* **TASK INSTRUCTIONS**:
Copy every line that holds "entry".

— START OF DATA FOR THIS TASK —

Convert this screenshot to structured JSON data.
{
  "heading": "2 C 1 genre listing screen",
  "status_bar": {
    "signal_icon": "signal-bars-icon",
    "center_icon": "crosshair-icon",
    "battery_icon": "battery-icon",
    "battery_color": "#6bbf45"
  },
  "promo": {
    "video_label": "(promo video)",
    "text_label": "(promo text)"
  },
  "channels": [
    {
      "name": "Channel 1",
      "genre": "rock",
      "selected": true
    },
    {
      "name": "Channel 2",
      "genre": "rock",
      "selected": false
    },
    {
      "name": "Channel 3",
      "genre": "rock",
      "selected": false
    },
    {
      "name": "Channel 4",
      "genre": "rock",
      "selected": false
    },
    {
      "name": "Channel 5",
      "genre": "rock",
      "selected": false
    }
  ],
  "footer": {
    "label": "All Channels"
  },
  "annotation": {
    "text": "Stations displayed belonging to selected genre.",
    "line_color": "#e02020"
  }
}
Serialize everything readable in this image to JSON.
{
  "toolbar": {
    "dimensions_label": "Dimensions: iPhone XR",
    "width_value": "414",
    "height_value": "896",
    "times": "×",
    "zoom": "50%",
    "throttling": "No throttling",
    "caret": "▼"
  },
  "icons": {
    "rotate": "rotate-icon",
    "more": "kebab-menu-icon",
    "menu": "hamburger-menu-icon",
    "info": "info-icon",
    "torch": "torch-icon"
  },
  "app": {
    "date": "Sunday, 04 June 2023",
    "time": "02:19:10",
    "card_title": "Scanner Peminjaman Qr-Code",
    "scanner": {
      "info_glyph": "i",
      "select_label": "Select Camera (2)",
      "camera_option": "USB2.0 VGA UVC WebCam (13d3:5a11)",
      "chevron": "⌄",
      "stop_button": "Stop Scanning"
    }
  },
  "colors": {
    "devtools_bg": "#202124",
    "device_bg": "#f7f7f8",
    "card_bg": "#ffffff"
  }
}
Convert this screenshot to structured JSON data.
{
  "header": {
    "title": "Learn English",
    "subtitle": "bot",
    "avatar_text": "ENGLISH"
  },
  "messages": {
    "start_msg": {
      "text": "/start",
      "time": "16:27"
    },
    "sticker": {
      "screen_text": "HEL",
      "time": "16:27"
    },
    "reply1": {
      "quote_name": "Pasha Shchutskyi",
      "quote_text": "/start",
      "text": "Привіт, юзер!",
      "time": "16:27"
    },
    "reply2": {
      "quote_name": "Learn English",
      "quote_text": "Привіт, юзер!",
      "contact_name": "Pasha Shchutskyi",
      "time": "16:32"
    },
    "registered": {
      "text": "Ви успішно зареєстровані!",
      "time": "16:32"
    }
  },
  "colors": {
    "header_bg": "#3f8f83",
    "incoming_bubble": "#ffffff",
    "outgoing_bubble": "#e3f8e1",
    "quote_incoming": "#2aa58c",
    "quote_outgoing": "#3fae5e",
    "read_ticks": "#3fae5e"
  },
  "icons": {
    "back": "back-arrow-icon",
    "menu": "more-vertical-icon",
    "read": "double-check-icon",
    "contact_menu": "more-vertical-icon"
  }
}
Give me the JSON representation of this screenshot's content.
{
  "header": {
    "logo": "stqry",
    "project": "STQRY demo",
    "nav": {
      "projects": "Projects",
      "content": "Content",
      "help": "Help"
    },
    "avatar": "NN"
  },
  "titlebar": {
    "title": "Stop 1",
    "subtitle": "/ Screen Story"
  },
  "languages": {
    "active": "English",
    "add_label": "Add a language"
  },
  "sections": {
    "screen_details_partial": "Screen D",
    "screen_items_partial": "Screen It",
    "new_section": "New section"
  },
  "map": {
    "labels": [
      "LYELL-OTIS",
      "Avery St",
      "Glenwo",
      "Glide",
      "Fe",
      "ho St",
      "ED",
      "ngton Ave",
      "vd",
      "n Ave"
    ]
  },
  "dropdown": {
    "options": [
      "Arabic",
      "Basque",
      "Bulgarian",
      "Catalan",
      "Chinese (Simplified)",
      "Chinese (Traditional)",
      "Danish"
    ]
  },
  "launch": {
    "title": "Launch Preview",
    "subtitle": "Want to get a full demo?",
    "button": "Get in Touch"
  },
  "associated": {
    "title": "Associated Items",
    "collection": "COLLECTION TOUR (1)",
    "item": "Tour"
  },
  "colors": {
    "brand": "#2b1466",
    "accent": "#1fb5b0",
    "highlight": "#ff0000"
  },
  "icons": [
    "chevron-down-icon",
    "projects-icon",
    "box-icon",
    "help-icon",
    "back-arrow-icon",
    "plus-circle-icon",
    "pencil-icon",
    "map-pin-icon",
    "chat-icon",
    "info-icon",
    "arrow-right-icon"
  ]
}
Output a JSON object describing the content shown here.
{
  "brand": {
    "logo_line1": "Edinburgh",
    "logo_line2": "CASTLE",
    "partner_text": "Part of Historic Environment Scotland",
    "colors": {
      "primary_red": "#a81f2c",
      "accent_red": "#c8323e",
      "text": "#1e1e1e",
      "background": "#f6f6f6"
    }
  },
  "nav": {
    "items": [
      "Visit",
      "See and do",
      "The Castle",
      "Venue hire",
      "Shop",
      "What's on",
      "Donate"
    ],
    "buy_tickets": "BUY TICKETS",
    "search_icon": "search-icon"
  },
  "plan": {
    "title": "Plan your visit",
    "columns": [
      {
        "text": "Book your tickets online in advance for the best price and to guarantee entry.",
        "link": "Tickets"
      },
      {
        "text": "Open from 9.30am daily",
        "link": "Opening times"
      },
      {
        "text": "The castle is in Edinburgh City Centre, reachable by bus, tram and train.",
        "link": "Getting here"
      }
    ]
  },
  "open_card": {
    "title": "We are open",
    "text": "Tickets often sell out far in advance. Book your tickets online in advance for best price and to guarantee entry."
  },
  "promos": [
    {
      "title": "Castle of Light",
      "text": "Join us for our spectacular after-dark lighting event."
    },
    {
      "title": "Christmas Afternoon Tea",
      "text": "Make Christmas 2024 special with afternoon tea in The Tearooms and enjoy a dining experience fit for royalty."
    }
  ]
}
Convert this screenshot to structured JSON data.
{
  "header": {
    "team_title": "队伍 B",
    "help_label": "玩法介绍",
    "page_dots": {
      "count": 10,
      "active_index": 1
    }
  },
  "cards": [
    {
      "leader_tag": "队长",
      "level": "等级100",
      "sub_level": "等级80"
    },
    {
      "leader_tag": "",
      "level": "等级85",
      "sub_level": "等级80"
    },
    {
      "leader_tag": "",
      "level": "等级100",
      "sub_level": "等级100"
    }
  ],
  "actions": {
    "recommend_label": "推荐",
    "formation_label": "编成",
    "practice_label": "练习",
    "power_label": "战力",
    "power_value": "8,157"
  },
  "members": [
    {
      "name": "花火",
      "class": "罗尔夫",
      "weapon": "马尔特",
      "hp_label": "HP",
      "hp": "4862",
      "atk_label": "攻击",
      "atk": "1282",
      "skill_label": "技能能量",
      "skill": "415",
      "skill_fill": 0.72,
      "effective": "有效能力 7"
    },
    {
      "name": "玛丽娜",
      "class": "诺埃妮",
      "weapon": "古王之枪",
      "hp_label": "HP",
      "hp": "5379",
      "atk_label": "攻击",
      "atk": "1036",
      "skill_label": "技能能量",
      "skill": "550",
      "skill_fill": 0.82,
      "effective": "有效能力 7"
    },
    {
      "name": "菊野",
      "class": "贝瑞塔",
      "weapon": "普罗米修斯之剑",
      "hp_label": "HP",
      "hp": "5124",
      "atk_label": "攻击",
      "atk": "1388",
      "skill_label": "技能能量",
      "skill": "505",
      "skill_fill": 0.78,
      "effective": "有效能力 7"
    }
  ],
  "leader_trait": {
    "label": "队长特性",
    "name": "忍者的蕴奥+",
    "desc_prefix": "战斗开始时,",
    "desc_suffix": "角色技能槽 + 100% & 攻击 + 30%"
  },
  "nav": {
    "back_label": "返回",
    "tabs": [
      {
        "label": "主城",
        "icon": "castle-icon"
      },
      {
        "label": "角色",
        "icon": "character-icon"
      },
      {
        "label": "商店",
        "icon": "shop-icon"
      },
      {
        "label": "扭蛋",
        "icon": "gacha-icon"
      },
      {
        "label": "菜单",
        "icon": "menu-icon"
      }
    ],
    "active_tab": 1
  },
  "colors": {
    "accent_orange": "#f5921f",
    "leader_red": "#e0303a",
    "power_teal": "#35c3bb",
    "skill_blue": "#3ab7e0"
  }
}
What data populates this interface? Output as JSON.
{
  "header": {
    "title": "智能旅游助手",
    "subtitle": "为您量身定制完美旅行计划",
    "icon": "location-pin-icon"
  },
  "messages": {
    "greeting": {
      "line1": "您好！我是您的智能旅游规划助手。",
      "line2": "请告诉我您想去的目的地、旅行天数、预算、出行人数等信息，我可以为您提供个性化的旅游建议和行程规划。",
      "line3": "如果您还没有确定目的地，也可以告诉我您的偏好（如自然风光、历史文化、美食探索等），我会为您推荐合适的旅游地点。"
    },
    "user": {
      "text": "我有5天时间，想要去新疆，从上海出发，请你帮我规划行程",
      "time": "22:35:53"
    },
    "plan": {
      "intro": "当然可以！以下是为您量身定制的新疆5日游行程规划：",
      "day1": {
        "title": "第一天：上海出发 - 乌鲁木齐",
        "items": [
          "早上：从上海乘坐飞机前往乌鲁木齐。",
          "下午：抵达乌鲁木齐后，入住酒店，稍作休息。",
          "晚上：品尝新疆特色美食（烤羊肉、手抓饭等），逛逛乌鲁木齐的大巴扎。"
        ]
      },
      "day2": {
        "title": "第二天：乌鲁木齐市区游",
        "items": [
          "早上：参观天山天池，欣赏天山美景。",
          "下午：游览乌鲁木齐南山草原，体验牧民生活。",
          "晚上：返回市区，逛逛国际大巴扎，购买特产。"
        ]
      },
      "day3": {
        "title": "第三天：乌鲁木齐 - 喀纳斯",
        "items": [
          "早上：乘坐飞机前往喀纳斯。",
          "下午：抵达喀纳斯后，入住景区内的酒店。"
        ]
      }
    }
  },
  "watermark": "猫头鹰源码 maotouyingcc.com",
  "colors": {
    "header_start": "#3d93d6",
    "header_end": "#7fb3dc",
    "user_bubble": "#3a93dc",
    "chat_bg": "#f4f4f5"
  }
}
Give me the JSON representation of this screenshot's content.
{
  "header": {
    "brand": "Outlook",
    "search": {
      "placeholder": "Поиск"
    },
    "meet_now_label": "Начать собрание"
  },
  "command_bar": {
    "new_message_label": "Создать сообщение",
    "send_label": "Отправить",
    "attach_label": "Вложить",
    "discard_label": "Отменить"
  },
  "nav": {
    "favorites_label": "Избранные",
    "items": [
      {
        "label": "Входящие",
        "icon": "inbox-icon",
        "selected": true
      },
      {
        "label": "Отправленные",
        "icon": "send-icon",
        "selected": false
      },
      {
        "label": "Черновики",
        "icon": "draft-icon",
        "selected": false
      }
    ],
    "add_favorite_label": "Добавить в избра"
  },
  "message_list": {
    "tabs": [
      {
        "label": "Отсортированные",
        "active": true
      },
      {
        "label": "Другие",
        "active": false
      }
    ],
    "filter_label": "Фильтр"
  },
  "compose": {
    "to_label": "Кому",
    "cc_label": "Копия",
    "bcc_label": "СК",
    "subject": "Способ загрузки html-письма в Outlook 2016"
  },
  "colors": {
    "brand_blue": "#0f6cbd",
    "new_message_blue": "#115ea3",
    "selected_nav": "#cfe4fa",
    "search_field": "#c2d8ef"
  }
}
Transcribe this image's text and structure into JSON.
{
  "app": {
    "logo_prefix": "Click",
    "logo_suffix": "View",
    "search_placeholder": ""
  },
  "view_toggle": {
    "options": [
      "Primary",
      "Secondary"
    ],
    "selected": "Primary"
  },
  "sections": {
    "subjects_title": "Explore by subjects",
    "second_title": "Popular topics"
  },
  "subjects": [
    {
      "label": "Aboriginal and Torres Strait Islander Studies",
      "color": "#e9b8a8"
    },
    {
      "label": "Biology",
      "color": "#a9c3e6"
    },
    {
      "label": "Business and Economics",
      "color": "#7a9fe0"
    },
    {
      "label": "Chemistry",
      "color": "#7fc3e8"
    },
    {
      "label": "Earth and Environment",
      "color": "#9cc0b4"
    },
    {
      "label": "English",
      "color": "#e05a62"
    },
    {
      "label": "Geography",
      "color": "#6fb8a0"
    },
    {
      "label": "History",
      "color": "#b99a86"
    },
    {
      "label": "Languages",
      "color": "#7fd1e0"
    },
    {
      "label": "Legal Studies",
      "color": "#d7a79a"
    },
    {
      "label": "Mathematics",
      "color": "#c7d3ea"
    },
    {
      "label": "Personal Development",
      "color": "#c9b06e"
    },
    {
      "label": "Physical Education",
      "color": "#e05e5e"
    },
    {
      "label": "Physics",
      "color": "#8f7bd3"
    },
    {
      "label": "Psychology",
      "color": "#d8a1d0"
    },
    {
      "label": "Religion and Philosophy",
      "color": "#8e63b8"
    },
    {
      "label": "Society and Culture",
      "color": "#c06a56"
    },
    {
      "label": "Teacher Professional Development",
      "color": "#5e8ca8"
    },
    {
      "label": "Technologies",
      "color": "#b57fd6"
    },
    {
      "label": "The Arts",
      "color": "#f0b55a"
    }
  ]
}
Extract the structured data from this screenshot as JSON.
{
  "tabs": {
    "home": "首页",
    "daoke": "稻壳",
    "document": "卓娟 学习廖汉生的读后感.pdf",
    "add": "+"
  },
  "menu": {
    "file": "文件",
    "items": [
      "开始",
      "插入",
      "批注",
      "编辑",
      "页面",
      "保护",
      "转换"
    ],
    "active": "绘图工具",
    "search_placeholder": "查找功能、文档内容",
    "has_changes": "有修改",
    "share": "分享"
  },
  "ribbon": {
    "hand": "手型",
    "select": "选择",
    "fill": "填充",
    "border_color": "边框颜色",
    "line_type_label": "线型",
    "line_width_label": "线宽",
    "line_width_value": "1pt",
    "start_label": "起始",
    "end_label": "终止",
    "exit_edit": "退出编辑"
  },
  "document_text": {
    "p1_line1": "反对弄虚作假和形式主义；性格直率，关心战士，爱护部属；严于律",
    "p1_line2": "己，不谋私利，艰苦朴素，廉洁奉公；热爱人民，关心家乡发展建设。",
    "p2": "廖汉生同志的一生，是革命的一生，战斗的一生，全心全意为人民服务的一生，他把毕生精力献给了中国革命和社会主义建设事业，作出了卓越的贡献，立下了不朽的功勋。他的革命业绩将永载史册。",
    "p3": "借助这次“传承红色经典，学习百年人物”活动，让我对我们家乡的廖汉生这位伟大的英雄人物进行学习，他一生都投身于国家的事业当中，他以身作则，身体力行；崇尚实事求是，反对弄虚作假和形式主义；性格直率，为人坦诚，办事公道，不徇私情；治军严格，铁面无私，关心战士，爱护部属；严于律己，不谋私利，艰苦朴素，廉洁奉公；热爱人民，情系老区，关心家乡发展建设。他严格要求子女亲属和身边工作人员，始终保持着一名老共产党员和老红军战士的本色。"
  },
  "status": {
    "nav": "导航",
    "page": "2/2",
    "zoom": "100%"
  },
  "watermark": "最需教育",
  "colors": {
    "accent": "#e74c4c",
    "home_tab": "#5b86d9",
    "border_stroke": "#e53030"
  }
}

— END OF DATA FOR THIS TASK —

* **THE RESPONSE**:
        "text": "Book your tickets online in advance for the best price and to guarantee entry.",
    "text": "Tickets often sell out far in advance. Book your tickets online in advance for best price and to guarantee entry."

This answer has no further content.